[Stored items]
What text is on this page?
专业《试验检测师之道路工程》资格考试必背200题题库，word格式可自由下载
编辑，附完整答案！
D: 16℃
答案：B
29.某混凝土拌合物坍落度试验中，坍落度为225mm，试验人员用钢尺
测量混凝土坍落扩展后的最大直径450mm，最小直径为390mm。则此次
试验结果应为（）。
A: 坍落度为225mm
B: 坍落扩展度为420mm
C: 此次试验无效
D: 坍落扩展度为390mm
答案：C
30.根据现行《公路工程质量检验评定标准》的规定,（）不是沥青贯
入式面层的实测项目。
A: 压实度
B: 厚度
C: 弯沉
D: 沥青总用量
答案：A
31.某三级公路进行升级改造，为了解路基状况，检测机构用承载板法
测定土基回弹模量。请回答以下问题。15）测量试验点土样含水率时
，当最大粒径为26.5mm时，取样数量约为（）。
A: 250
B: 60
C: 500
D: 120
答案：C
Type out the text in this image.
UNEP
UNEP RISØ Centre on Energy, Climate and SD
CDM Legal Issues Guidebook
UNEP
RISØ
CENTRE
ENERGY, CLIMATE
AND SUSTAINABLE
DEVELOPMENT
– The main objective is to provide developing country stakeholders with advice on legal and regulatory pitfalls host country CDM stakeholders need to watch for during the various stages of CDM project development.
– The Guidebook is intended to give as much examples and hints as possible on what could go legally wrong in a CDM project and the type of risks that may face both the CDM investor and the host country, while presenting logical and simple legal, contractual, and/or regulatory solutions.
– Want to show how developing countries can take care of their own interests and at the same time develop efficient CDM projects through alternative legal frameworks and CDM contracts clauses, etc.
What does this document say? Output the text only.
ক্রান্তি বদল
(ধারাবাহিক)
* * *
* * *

*TO DO:* Give again the lines from the line holding "What does this" through the close of the listing, both included, exactly as written and with nothing else.

*ANSWER TO THIS TASK:*
What does this document say? Output the text only.
ক্রান্তি বদল
(ধারাবাহিক)
* * *
* * *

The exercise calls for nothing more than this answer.